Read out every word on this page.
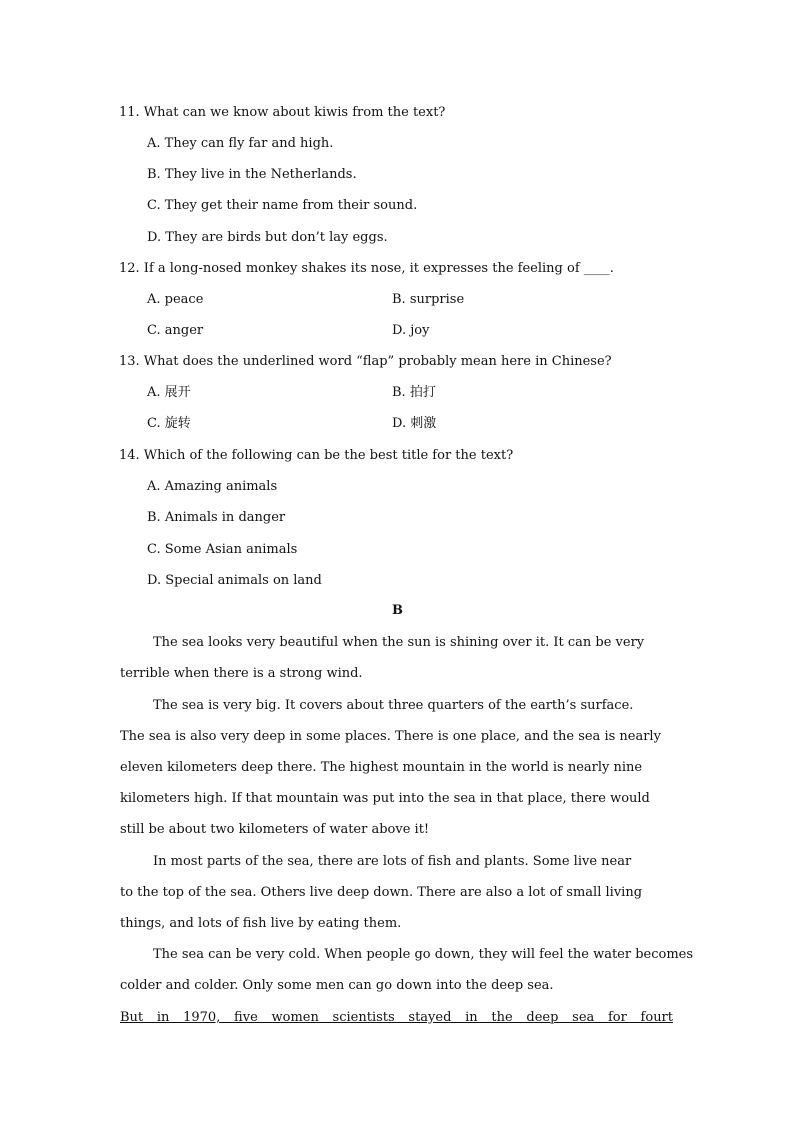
11. What can we know about kiwis from the text?
A. They can fly far and high.
B. They live in the Netherlands.
C. They get their name from their sound.
D. They are birds but don’t lay eggs.
12. If a long-nosed monkey shakes its nose, it expresses the feeling of ____.
A. peace	B. surprise
C. anger	D. joy
13. What does the underlined word “flap” probably mean here in Chinese?
A. 展开	B. 拍打
C. 旋转	D. 刺激
14. Which of the following can be the best title for the text?
A. Amazing animals
B. Animals in danger
C. Some Asian animals
D. Special animals on land
B
The sea looks very beautiful when the sun is shining over it. It can be very
terrible when there is a strong wind.
The sea is very big. It covers about three quarters of the earth’s surface.
The sea is also very deep in some places. There is one place, and the sea is nearly
eleven kilometers deep there. The highest mountain in the world is nearly nine
kilometers high. If that mountain was put into the sea in that place, there would
still be about two kilometers of water above it!
In most parts of the sea, there are lots of fish and plants. Some live near
to the top of the sea. Others live deep down. There are also a lot of small living
things, and lots of fish live by eating them.
The sea can be very cold. When people go down, they will feel the water becomes
colder and colder. Only some men can go down into the deep sea.
But in 1970, five women scientists stayed in the deep sea for fourt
────────────────
EXERCISE INSTRUCTIONS: Using the records given above, list every line that includes the word "into".

THE RESULT:
kilometers high. If that mountain was put into the sea in that place, there would
colder and colder. Only some men can go down into the deep sea.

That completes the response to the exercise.